--- START ENTRIES PROVIDED ---

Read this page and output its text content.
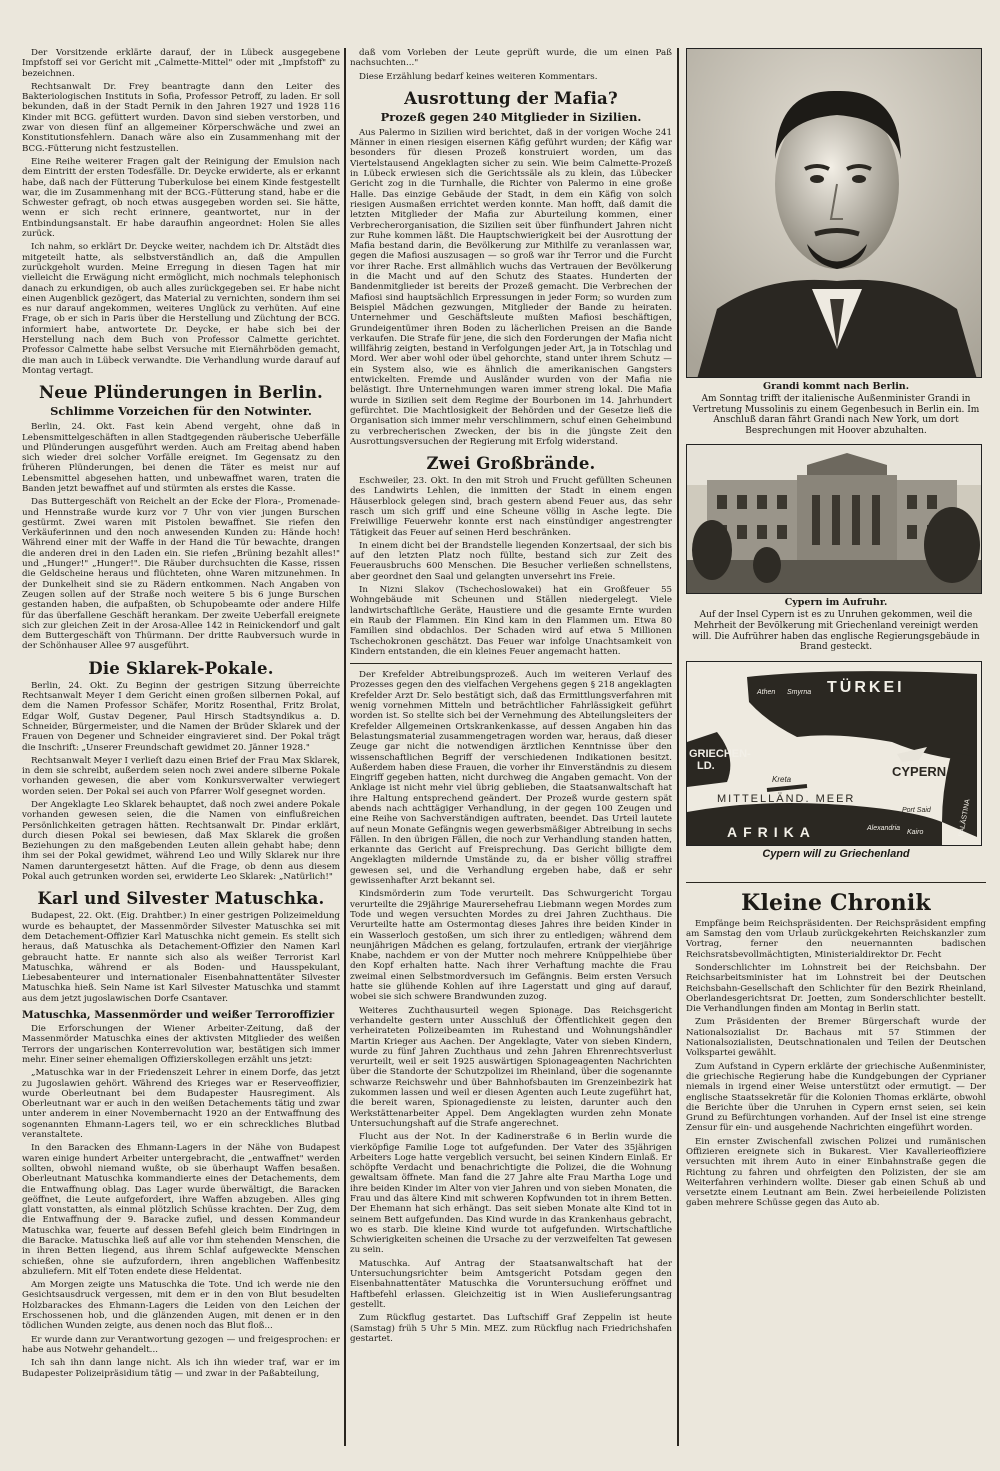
Der Vorsitzende erklärte darauf, der in Lübeck ausgegebene Impfstoff sei vor Gericht mit „Calmette-Mittel" oder mit „Impfstoff" zu bezeichnen.

Rechtsanwalt Dr. Frey beantragte dann den Leiter des Bakteriologischen Instituts in Sofia, Professor Petroff, zu laden. Er soll bekunden, daß in der Stadt Pernik in den Jahren 1927 und 1928 116 Kinder mit BCG. gefüttert wurden. Davon sind sieben verstorben, und zwar von diesen fünf an allgemeiner Körperschwäche und zwei an Konstitutionsfehlern. Danach wäre also ein Zusammenhang mit der BCG.-Fütterung nicht festzustellen.

Eine Reihe weiterer Fragen galt der Reinigung der Emulsion nach dem Eintritt der ersten Todesfälle. Dr. Deycke erwiderte, als er erkannt habe, daß nach der Fütterung Tuberkulose bei einem Kinde festgestellt war, die im Zusammenhang mit der BCG.-Fütterung stand, habe er die Schwester gefragt, ob noch etwas ausgegeben worden sei. Sie hätte, wenn er sich recht erinnere, geantwortet, nur in der Entbindungsanstalt. Er habe daraufhin angeordnet: Holen Sie alles zurück.

Ich nahm, so erklärt Dr. Deycke weiter, nachdem ich Dr. Altstädt dies mitgeteilt hatte, als selbstverständlich an, daß die Ampullen zurückgeholt wurden. Meine Erregung in diesen Tagen hat mir vielleicht die Erwägung nicht ermöglicht, mich nochmals telephonisch danach zu erkundigen, ob auch alles zurückgegeben sei. Er habe nicht einen Augenblick gezögert, das Material zu vernichten, sondern ihm sei es nur darauf angekommen, weiteres Unglück zu verhüten. Auf eine Frage, ob er sich in Paris über die Herstellung und Züchtung der BCG. informiert habe, antwortete Dr. Deycke, er habe sich bei der Herstellung nach dem Buch von Professor Calmette gerichtet. Professor Calmette habe selbst Versuche mit Eiernährböden gemacht, die man auch in Lübeck verwandte. Die Verhandlung wurde darauf auf Montag vertagt.

Neue Plünderungen in Berlin.
Schlimme Vorzeichen für den Notwinter.

Berlin, 24. Okt. Fast kein Abend vergeht, ohne daß in Lebensmittelgeschäften in allen Stadtgegenden räuberische Ueberfälle und Plünderungen ausgeführt werden. Auch am Freitag abend haben sich wieder drei solcher Vorfälle ereignet. Im Gegensatz zu den früheren Plünderungen, bei denen die Täter es meist nur auf Lebensmittel abgesehen hatten, und unbewaffnet waren, traten die Banden jetzt bewaffnet auf und stürmten als erstes die Kasse.

Das Buttergeschäft von Reichelt an der Ecke der Flora-, Promenade- und Hennstraße wurde kurz vor 7 Uhr von vier jungen Burschen gestürmt. Zwei waren mit Pistolen bewaffnet. Sie riefen den Verkäuferinnen und den noch anwesenden Kunden zu: Hände hoch! Während einer mit der Waffe in der Hand die Tür bewachte, drangen die anderen drei in den Laden ein. Sie riefen „Brüning bezahlt alles!" und „Hunger!" „Hunger!". Die Räuber durchsuchten die Kasse, rissen die Geldscheine heraus und flüchteten, ohne Waren mitzunehmen. In der Dunkelheit sind sie zu Rädern entkommen. Nach Angaben von Zeugen sollen auf der Straße noch weitere 5 bis 6 junge Burschen gestanden haben, die aufpaßten, ob Schupobeamte oder andere Hilfe für das überfallene Geschäft herankam. Der zweite Ueberfall ereignete sich zur gleichen Zeit in der Arosa-Allee 142 in Reinickendorf und galt dem Buttergeschäft von Thürmann. Der dritte Raubversuch wurde in der Schönhauser Allee 97 ausgeführt.

Die Sklarek-Pokale.

Berlin, 24. Okt. Zu Beginn der gestrigen Sitzung überreichte Rechtsanwalt Meyer I dem Gericht einen großen silbernen Pokal, auf dem die Namen Professor Schäfer, Moritz Rosenthal, Fritz Brolat, Edgar Wolf, Gustav Degener, Paul Hirsch Stadtsyndikus a. D. Schneider, Bürgermeister, und die Namen der Brüder Sklarek und der Frauen von Degener und Schneider eingravieret sind. Der Pokal trägt die Inschrift: „Unserer Freundschaft gewidmet 20. Jänner 1928."

Rechtsanwalt Meyer I verlieſt dazu einen Brief der Frau Max Sklarek, in dem sie schreibt, außerdem seien noch zwei andere silberne Pokale vorhanden gewesen, die aber vom Konkursverwalter verwiegert worden seien. Der Pokal sei auch von Pfarrer Wolf gesegnet worden.

Der Angeklagte Leo Sklarek behauptet, daß noch zwei andere Pokale vorhanden gewesen seien, die die Namen von einflußreichen Persönlichkeiten getragen hätten. Rechtsanwalt Dr. Pindar erklärt, durch diesen Pokal sei bewiesen, daß Max Sklarek die großen Beziehungen zu den maßgebenden Leuten allein gehabt habe; denn ihm sei der Pokal gewidmet, während Leo und Willy Sklarek nur ihre Namen daruntergesetzt hätten. Auf die Frage, ob denn aus diesem Pokal auch getrunken worden sei, erwiderte Leo Sklarek: „Natürlich!"

Karl und Silvester Matuschka.

Budapest, 22. Okt. (Eig. Drahtber.) In einer gestrigen Polizeimeldung wurde es behauptet, der Massenmörder Silvester Matuschka sei mit dem Detachement-Offizier Karl Matuschka nicht gemein. Es stellt sich heraus, daß Matuschka als Detachement-Offizier den Namen Karl gebraucht hatte. Er nannte sich also als weißer Terrorist Karl Matuschka, während er als Boden- und Hausspekulant, Liebesabenteurer und internationaler Eisenbahnattentäter Silvester Matuschka hieß. Sein Name ist Karl Silvester Matuschka und stammt aus dem jetzt jugoslawischen Dorfe Csantaver.

Matuschka, Massenmörder und weißer Terroroffizier

Die Erforschungen der Wiener Arbeiter-Zeitung, daß der Massenmörder Matuschka eines der aktivsten Mitglieder des weißen Terrors der ungarischen Konterrevolution war, bestätigen sich immer mehr. Einer seiner ehemaligen Offizierskollegen erzählt uns jetzt:

„Matuschka war in der Friedenszeit Lehrer in einem Dorfe, das jetzt zu Jugoslawien gehört. Während des Krieges war er Reserveoffizier, wurde Oberleutnant bei dem Budapester Hausregiment. Als Oberleutnant war er auch in den weißen Detachements tätig und zwar unter anderem in einer Novembernacht 1920 an der Entwaffnung des sogenannten Ehmann-Lagers teil, wo er ein schreckliches Blutbad veranstaltete.

In den Baracken des Ehmann-Lagers in der Nähe von Budapest waren einige hundert Arbeiter untergebracht, die „entwaffnet" werden sollten, obwohl niemand wußte, ob sie überhaupt Waffen besaßen. Oberleutnant Matuschka kommandierte eines der Detachements, dem die Entwaffnung oblag. Das Lager wurde überwältigt, die Baracken geöffnet, die Leute aufgefordert, ihre Waffen abzugeben. Alles ging glatt vonstatten, als einmal plötzlich Schüsse krachten. Der Zug, dem die Entwaffnung der 9. Baracke zufiel, und dessen Kommandeur Matuschka war, feuerte auf dessen Befehl gleich beim Eindringen in die Baracke. Matuschka ließ auf alle vor ihm stehenden Menschen, die in ihren Betten liegend, aus ihrem Schlaf aufgeweckte Menschen schießen, ohne sie aufzufordern, ihren angeblichen Waffenbesitz abzuliefern. Mit elf Toten endete diese Heldentat.

Am Morgen zeigte uns Matuschka die Tote. Und ich werde nie den Gesichtsausdruck vergessen, mit dem er in den von Blut besudelten Holzbarackes des Ehmann-Lagers die Leiden von den Leichen der Erschossenen hob, und die glänzenden Augen, mit denen er in den tödlichen Wunden zeigte, aus denen noch das Blut floß...

Er wurde dann zur Verantwortung gezogen — und freigesprochen: er habe aus Notwehr gehandelt...

Ich sah ihn dann lange nicht. Als ich ihn wieder traf, war er im Budapester Polizeipräsidium tätig — und zwar in der Paßabteilung,

daß vom Vorleben der Leute geprüft wurde, die um einen Paß nachsuchten..."

Diese Erzählung bedarf keines weiteren Kommentars.

Ausrottung der Mafia?
Prozeß gegen 240 Mitglieder in Sizilien.

Aus Palermo in Sizilien wird berichtet, daß in der vorigen Woche 241 Männer in einen riesigen eisernen Käfig geführt wurden; der Käfig war besonders für diesen Prozeß konstruiert worden, um das Viertelstausend Angeklagten sicher zu sein. Wie beim Calmette-Prozeß in Lübeck erwiesen sich die Gerichtssäle als zu klein, das Lübecker Gericht zog in die Turnhalle, die Richter von Palermo in eine große Halle. Das einzige Gebäude der Stadt, in dem ein Käfig von solch riesigen Ausmaßen errichtet werden konnte. Man hofft, daß damit die letzten Mitglieder der Mafia zur Aburteilung kommen, einer Verbrecherorganisation, die Sizilien seit über fünfhundert Jahren nicht zur Ruhe kommen läßt. Die Hauptschwierigkeit bei der Ausrottung der Mafia bestand darin, die Bevölkerung zur Mithilfe zu veranlassen war, gegen die Mafiosi auszusagen — so groß war ihr Terror und die Furcht vor ihrer Rache. Erst allmählich wuchs das Vertrauen der Bevölkerung in die Macht und auf den Schutz des Staates. Hunderten der Bandenmitglieder ist bereits der Prozeß gemacht. Die Verbrechen der Mafiosi sind hauptsächlich Erpressungen in jeder Form; so wurden zum Beispiel Mädchen gezwungen, Mitglieder der Bande zu heiraten. Unternehmer und Geschäftsleute mußten Mafiosi beschäftigen, Grundeigentümer ihren Boden zu lächerlichen Preisen an die Bande verkaufen. Die Strafe für jene, die sich den Forderungen der Mafia nicht willfährig zeigten, bestand in Verfolgungen jeder Art, ja in Totschlag und Mord. Wer aber wohl oder übel gehorchte, stand unter ihrem Schutz — ein System also, wie es ähnlich die amerikanischen Gangsters entwickelten. Fremde und Ausländer wurden von der Mafia nie belästigt. Ihre Unternehmungen waren immer streng lokal. Die Mafia wurde in Sizilien seit dem Regime der Bourbonen im 14. Jahrhundert gefürchtet. Die Machtlosigkeit der Behörden und der Gesetze ließ die Organisation sich immer mehr verschlimmern, schuf einen Geheimbund zu verbrecherischen Zwecken, der bis in die jüngste Zeit den Ausrottungsversuchen der Regierung mit Erfolg widerstand.

Zwei Großbrände.

Eschweiler, 23. Okt. In den mit Stroh und Frucht gefüllten Scheunen des Landwirts Lehlen, die inmitten der Stadt in einem engen Häuserblock gelegen sind, brach gestern abend Feuer aus, das sehr rasch um sich griff und eine Scheune völlig in Asche legte. Die Freiwillige Feuerwehr konnte erst nach einstündiger angestrengter Tätigkeit das Feuer auf seinen Herd beschränken.

In einem dicht bei der Brandstelle liegenden Konzertsaal, der sich bis auf den letzten Platz noch füllte, bestand sich zur Zeit des Feuerausbruchs 600 Menschen. Die Besucher verließen schnellstens, aber geordnet den Saal und gelangten unversehrt ins Freie.

In Nizni Slakov (Tschechoslowakei) hat ein Großfeuer 55 Wohngebäude mit Scheunen und Ställen niedergelegt. Viele landwirtschaftliche Geräte, Haustiere und die gesamte Ernte wurden ein Raub der Flammen. Ein Kind kam in den Flammen um. Etwa 80 Familien sind obdachlos. Der Schaden wird auf etwa 5 Millionen Tschechokronen geschätzt. Das Feuer war infolge Unachtsamkeit von Kindern entstanden, die ein kleines Feuer angemacht hatten.

Der Krefelder Abtreibungsprozeß. Auch im weiteren Verlauf des Prozesses gegen den des vielfachen Vergehens gegen § 218 angeklagten Krefelder Arzt Dr. Selo bestätigt sich, daß das Ermittlungsverfahren mit wenig vornehmen Mitteln und beträchtlicher Fahrlässigkeit geführt worden ist. So stellte sich bei der Vernehmung des Abteilungsleiters der Krefelder Allgemeinen Ortskrankenkasse, auf dessen Angaben hin das Belastungsmaterial zusammengetragen worden war, heraus, daß dieser Zeuge gar nicht die notwendigen ärztlichen Kenntnisse über den wissenschaftlichen Begriff der verschiedenen Indikationen besitzt. Außerdem haben diese Frauen, die vorher ihr Einverständnis zu diesem Eingriff gegeben hatten, nicht durchweg die Angaben gemacht. Von der Anklage ist nicht mehr viel übrig geblieben, die Staatsanwaltschaft hat ihre Haltung entsprechend geändert. Der Prozeß wurde gestern spät abends nach achttägiger Verhandlung, in der gegen 100 Zeugen und eine Reihe von Sachverständigen auftraten, beendet. Das Urteil lautete auf neun Monate Gefängnis wegen gewerbsmäßiger Abtreibung in sechs Fällen. In den übrigen Fällen, die noch zur Verhandlung standen hatten, erkannte das Gericht auf Freisprechung. Das Gericht billigte dem Angeklagten mildernde Umstände zu, da er bisher völlig straffrei gewesen sei, und die Verhandlung ergeben habe, daß er sehr gewissenhafter Arzt bekannt sei.

Kindsmörderin zum Tode verurteilt. Das Schwurgericht Torgau verurteilte die 29jährige Maurersehefrau Liebmann wegen Mordes zum Tode und wegen versuchten Mordes zu drei Jahren Zuchthaus. Die Verurteilte hatte am Ostermontag dieses Jahres ihre beiden Kinder in ein Wasserloch gestoßen, um sich ihrer zu entledigen; während dem neunjährigen Mädchen es gelang, fortzulaufen, ertrank der vierjährige Knabe, nachdem er von der Mutter noch mehrere Knüppelhiebe über den Kopf erhalten hatte. Nach ihrer Verhaftung machte die Frau zweimal einen Selbstmordversuch im Gefängnis. Beim ersten Versuch hatte sie glühende Kohlen auf ihre Lagerstatt und ging auf darauf, wobei sie sich schwere Brandwunden zuzog.

Weiteres Zuchthausurteil wegen Spionage. Das Reichsgericht verhandelte gestern unter Ausschluß der Öffentlichkeit gegen den verheirateten Polizeibeamten im Ruhestand und Wohnungshändler Martin Krieger aus Aachen. Der Angeklagte, Vater von sieben Kindern, wurde zu fünf Jahren Zuchthaus und zehn Jahren Ehrenrechtsverlust verurteilt, weil er seit 1925 auswärtigen Spionageagenten Nachrichten über die Standorte der Schutzpolizei im Rheinland, über die sogenannte schwarze Reichswehr und über Bahnhofsbauten im Grenzeinbezirk hat zukommen lassen und weil er diesen Agenten auch Leute zugeführt hat, die bereit waren, Spionagedienste zu leisten, darunter auch den Werkstättenarbeiter Appel. Dem Angeklagten wurden zehn Monate Untersuchungshaft auf die Strafe angerechnet.

Flucht aus der Not. In der Kadinerstraße 6 in Berlin wurde die vierköpfige Familie Loge tot aufgefunden. Der Vater des 35jährigen Arbeiters Loge hatte vergeblich versucht, bei seinen Kindern Einlaß. Er schöpfte Verdacht und benachrichtigte die Polizei, die die Wohnung gewaltsam öffnete. Man fand die 27 Jahre alte Frau Martha Loge und ihre beiden Kinder im Alter von vier Jahren und von sieben Monaten, die Frau und das ältere Kind mit schweren Kopfwunden tot in ihrem Betten. Der Ehemann hat sich erhängt. Das seit sieben Monate alte Kind tot in seinem Bett aufgefunden. Das Kind wurde in das Krankenhaus gebracht, wo es starb. Die kleine Kind wurde tot aufgefunden. Wirtschaftliche Schwierigkeiten scheinen die Ursache zu der verzweifelten Tat gewesen zu sein.

Matuschka. Auf Antrag der Staatsanwaltschaft hat der Untersuchungsrichter beim Amtsgericht Potsdam gegen den Eisenbahnattentäter Matuschka die Voruntersuchung eröffnet und Haftbefehl erlassen. Gleichzeitig ist in Wien Auslieferungsantrag gestellt.

Zum Rückflug gestartet. Das Luftschiff Graf Zeppelin ist heute (Samstag) früh 5 Uhr 5 Min. MEZ. zum Rückflug nach Friedrichshafen gestartet.

Grandi kommt nach Berlin.
Am Sonntag trifft der italienische Außenminister Grandi in Vertretung Mussolinis zu einem Gegenbesuch in Berlin ein. Im Anschluß daran fährt Grandi nach New York, um dort Besprechungen mit Hoover abzuhalten.
Cypern im Aufruhr.
Auf der Insel Cypern ist es zu Unruhen gekommen, weil die Mehrheit der Bevölkerung mit Griechenland vereinigt werden will. Die Aufrührer haben das englische Regierungsgebäude in Brand gesteckt.
TÜRKEI
Athen Smyrna
GRIECHEN-
LD.	CYPERN
MITTELLÄND. MEER
Kreta
PALÄSTINA
Port Said
Alexandria
Kairo
AFRIKA
Cypern will zu Griechenland
Kleine Chronik

Empfänge beim Reichspräsidenten. Der Reichspräsident empfing am Samstag den vom Urlaub zurückgekehrten Reichskanzler zum Vortrag, ferner den neuernannten badischen Reichsratsbevollmächtigten, Ministerialdirektor Dr. Fecht

Sonderschlichter im Lohnstreit bei der Reichsbahn. Der Reichsarbeitsminister hat im Lohnstreit bei der Deutschen Reichsbahn-Gesellschaft den Schlichter für den Bezirk Rheinland, Oberlandesgerichtsrat Dr. Joetten, zum Sonderschlichter bestellt. Die Verhandlungen finden am Montag in Berlin statt.

Zum Präsidenten der Bremer Bürgerschaft wurde der Nationalsozialist Dr. Bachaus mit 57 Stimmen der Nationalsozialisten, Deutschnationalen und Teilen der Deutschen Volkspartei gewählt.

Zum Aufstand in Cypern erklärte der griechische Außenminister, die griechische Regierung habe die Kundgebungen der Cyprianer niemals in irgend einer Weise unterstützt oder ermutigt. — Der englische Staatssekretär für die Kolonien Thomas erklärte, obwohl die Berichte über die Unruhen in Cypern ernst seien, sei kein Grund zu Befürchtungen vorhanden. Auf der Insel ist eine strenge Zensur für ein- und ausgehende Nachrichten eingeführt worden.

Ein ernster Zwischenfall zwischen Polizei und rumänischen Offizieren ereignete sich in Bukarest. Vier Kavallerieoffiziere versuchten mit ihrem Auto in einer Einbahnstraße gegen die Richtung zu fahren und ohrfeigten den Polizisten, der sie am Weiterfahren verhindern wollte. Dieser gab einen Schuß ab und versetzte einem Leutnant am Bein. Zwei herbeieilende Polizisten gaben mehrere Schüsse gegen das Auto ab.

--- END ENTRIES PROVIDED ---

**YOUR TASK**
List the lines of the entries that include "Grandi".

**FINISHED ANSWER**
Grandi kommt nach Berlin.
Am Sonntag trifft der italienische Außenminister Grandi in Vertretung Mussolinis zu einem Gegenbesuch in Berlin ein. Im Anschluß daran fährt Grandi nach New York, um dort Besprechungen mit Hoover abzuhalten.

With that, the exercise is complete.